Exactly as they appear, copy the lines of the listing from the one containing "Enumerate this screenshot's" through the final line, both included, and nothing else.

(Data for this exercise):
|---|

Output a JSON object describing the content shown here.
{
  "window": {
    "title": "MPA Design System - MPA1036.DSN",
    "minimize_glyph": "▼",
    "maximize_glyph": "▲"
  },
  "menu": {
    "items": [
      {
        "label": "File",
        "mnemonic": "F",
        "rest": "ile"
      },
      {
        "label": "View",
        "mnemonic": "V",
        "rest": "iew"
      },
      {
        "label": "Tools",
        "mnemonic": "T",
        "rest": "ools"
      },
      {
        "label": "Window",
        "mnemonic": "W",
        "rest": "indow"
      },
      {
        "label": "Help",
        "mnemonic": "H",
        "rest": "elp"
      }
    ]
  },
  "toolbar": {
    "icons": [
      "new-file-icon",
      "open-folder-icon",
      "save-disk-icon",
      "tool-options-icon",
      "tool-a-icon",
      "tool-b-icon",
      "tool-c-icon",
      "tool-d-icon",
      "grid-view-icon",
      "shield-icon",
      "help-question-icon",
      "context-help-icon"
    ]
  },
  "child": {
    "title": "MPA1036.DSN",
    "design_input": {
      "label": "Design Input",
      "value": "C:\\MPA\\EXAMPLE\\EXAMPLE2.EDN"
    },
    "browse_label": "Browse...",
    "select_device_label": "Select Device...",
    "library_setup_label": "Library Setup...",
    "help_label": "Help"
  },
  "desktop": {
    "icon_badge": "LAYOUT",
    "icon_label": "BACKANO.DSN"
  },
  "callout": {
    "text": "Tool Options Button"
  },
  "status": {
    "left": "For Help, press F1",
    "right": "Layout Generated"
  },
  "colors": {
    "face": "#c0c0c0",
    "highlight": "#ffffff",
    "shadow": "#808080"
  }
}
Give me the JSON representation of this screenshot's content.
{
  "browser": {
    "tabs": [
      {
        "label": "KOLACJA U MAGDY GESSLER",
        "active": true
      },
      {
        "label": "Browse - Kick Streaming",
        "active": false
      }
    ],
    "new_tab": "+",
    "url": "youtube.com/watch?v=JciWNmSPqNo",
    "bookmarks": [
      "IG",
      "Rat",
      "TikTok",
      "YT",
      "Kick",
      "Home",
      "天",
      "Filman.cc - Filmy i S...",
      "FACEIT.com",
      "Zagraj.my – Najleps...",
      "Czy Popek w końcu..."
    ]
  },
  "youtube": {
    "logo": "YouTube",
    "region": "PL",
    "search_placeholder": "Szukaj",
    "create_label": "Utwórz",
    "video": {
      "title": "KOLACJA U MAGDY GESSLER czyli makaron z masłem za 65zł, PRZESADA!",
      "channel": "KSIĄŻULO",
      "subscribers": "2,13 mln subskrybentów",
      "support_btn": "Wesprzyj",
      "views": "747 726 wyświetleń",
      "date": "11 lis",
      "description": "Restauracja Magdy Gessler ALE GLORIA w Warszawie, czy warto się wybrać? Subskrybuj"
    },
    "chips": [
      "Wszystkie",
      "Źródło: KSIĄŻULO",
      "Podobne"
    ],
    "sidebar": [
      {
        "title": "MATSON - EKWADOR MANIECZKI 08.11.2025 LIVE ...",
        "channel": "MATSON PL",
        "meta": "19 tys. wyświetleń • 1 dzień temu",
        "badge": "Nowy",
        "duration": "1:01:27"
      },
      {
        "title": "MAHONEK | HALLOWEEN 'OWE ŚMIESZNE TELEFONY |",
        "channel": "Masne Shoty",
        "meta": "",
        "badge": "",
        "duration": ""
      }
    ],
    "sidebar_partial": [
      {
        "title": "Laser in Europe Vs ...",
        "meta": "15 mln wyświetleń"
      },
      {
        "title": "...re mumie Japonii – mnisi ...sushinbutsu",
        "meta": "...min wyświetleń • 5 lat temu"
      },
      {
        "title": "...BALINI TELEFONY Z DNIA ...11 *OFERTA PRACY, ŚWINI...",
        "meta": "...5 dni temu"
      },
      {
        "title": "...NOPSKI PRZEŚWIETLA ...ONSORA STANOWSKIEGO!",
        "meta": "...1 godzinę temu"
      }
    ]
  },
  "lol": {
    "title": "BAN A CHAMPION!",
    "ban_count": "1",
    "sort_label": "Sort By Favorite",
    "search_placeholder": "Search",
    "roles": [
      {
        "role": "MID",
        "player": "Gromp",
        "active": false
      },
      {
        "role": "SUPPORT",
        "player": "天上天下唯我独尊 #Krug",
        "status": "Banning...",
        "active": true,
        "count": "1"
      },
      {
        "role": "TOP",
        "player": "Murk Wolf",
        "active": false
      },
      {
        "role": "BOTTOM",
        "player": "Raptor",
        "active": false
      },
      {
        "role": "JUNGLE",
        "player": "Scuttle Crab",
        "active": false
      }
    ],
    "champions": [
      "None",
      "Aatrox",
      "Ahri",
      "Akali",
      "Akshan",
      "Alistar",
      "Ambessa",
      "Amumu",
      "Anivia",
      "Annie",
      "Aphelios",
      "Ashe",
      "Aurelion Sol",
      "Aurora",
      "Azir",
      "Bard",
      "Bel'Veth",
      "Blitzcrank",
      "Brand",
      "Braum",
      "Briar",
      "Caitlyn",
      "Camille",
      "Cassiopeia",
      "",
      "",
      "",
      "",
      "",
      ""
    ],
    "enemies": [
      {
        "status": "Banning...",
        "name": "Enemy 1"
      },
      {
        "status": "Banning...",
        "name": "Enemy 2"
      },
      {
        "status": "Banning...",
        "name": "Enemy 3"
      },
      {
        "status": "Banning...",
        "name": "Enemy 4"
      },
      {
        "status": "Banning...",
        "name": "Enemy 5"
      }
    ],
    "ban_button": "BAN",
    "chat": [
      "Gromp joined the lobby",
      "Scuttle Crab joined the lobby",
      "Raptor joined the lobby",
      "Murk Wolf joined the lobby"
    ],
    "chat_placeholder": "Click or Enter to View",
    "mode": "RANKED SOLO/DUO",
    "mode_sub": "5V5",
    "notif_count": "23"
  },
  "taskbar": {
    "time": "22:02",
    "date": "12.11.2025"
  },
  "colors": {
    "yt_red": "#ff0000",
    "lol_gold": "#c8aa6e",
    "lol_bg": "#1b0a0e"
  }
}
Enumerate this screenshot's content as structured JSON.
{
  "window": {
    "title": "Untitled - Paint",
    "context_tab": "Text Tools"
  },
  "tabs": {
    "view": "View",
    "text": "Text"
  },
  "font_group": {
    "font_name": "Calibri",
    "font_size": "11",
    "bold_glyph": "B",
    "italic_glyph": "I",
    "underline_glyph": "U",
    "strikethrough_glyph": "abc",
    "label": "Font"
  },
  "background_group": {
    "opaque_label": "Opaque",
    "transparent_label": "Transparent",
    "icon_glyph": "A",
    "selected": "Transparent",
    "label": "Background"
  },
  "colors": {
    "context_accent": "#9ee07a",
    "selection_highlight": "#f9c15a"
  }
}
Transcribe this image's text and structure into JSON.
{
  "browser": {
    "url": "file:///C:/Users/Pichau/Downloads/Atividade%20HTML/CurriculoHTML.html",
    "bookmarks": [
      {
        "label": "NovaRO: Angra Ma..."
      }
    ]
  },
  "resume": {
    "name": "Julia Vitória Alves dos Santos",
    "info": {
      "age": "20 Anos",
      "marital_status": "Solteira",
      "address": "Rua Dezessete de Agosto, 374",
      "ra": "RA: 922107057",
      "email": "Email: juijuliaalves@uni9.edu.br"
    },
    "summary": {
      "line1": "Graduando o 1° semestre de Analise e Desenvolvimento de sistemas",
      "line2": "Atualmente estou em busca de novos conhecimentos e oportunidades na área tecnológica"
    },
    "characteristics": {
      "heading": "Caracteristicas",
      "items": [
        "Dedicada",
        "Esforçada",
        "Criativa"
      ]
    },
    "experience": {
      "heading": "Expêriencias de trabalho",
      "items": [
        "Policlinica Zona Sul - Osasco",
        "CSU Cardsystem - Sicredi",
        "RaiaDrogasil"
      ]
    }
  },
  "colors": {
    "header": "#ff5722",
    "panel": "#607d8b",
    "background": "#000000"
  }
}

|---|

(Expected output):
Enumerate this screenshot's content as structured JSON.
{
  "window": {
    "title": "Untitled - Paint",
    "context_tab": "Text Tools"
  },
  "tabs": {
    "view": "View",
    "text": "Text"
  },
  "font_group": {
    "font_name": "Calibri",
    "font_size": "11",
    "bold_glyph": "B",
    "italic_glyph": "I",
    "underline_glyph": "U",
    "strikethrough_glyph": "abc",
    "label": "Font"
  },
  "background_group": {
    "opaque_label": "Opaque",
    "transparent_label": "Transparent",
    "icon_glyph": "A",
    "selected": "Transparent",
    "label": "Background"
  },
  "colors": {
    "context_accent": "#9ee07a",
    "selection_highlight": "#f9c15a"
  }
}
Transcribe this image's text and structure into JSON.
{
  "browser": {
    "url": "file:///C:/Users/Pichau/Downloads/Atividade%20HTML/CurriculoHTML.html",
    "bookmarks": [
      {
        "label": "NovaRO: Angra Ma..."
      }
    ]
  },
  "resume": {
    "name": "Julia Vitória Alves dos Santos",
    "info": {
      "age": "20 Anos",
      "marital_status": "Solteira",
      "address": "Rua Dezessete de Agosto, 374",
      "ra": "RA: 922107057",
      "email": "Email: juijuliaalves@uni9.edu.br"
    },
    "summary": {
      "line1": "Graduando o 1° semestre de Analise e Desenvolvimento de sistemas",
      "line2": "Atualmente estou em busca de novos conhecimentos e oportunidades na área tecnológica"
    },
    "characteristics": {
      "heading": "Caracteristicas",
      "items": [
        "Dedicada",
        "Esforçada",
        "Criativa"
      ]
    },
    "experience": {
      "heading": "Expêriencias de trabalho",
      "items": [
        "Policlinica Zona Sul - Osasco",
        "CSU Cardsystem - Sicredi",
        "RaiaDrogasil"
      ]
    }
  },
  "colors": {
    "header": "#ff5722",
    "panel": "#607d8b",
    "background": "#000000"
  }
}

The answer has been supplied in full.